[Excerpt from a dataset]
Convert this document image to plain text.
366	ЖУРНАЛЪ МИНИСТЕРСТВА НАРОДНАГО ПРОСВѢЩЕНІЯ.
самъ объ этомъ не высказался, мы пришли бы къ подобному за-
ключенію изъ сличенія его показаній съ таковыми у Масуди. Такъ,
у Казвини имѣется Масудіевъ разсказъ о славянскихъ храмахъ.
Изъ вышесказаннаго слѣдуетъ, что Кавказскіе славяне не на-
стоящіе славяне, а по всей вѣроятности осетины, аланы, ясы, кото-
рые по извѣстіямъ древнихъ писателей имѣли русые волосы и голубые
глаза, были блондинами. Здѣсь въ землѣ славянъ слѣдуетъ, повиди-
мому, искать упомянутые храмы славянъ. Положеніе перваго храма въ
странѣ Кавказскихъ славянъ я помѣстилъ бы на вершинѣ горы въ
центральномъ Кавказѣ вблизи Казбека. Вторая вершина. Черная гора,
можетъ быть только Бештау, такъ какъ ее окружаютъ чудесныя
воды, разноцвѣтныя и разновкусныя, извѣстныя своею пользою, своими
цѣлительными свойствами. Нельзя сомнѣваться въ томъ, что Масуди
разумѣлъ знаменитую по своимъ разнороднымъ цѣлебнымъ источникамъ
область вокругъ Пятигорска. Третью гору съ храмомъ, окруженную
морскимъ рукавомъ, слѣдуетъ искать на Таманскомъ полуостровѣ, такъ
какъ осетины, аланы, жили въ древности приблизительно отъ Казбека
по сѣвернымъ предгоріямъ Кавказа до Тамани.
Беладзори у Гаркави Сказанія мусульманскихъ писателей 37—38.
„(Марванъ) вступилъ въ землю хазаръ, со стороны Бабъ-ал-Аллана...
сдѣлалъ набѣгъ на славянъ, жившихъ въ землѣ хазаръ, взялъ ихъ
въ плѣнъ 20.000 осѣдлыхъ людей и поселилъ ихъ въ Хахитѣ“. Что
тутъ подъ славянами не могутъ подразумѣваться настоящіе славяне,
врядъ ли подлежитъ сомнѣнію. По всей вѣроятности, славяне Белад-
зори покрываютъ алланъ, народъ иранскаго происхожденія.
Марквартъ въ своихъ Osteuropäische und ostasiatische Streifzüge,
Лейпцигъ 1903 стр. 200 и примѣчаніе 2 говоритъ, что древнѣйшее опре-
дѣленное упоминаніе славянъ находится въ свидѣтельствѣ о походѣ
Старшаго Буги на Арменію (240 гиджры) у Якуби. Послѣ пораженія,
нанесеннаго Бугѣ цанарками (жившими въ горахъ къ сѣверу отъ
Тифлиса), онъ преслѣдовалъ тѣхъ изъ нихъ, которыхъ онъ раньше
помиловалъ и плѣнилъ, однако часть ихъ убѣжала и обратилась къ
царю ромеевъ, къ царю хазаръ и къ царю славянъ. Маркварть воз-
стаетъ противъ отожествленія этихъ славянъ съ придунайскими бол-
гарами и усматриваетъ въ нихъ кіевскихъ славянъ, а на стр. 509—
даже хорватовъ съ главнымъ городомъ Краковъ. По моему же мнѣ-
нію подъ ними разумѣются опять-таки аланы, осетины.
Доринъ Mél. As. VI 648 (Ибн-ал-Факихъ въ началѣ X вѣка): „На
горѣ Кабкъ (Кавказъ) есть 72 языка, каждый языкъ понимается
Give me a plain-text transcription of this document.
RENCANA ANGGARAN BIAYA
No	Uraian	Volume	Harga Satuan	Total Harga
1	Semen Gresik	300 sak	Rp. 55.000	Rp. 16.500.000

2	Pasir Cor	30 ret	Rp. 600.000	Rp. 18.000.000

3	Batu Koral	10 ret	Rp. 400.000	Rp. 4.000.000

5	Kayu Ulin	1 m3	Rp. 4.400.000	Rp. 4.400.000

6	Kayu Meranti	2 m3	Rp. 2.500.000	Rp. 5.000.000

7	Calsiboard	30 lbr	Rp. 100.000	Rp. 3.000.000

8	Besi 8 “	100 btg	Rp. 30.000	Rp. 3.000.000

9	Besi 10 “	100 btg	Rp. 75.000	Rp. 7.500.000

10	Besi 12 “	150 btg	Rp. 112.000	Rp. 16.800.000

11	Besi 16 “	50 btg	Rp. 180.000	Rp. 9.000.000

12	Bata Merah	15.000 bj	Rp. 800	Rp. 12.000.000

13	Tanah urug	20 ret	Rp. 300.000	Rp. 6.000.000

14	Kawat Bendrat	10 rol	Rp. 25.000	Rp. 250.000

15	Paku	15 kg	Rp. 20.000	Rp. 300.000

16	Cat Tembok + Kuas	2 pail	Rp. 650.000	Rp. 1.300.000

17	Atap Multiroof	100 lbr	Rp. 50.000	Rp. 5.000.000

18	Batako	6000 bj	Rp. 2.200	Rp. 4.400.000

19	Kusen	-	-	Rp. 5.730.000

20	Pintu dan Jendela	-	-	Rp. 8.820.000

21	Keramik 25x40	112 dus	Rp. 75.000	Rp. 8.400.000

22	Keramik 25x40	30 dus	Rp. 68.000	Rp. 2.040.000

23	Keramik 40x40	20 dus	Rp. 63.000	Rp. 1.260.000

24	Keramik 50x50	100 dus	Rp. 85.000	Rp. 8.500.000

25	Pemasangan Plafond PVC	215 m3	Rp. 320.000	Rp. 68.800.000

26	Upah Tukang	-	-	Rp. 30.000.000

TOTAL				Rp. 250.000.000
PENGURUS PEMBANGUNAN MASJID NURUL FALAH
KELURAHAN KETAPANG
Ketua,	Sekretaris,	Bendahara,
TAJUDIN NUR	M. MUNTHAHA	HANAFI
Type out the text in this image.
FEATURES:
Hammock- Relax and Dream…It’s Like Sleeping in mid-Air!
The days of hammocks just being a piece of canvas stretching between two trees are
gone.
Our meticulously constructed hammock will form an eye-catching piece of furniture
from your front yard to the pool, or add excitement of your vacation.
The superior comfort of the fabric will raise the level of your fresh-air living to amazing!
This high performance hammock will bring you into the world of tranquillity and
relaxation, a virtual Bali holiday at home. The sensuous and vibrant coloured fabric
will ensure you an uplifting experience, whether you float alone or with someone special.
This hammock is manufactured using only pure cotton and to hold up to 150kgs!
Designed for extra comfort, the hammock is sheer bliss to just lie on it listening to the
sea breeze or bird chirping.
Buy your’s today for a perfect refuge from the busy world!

→ Directions for this task
Locate each line containing the string "осетины" and show it.

→ Expected answer
стоящіе славяне, а по всей вѣроятности осетины, аланы, ясы, кото-
какъ осетины, аланы, жили въ древности приблизительно отъ Казбека
нію подъ ними разумѣются опять-таки аланы, осетины.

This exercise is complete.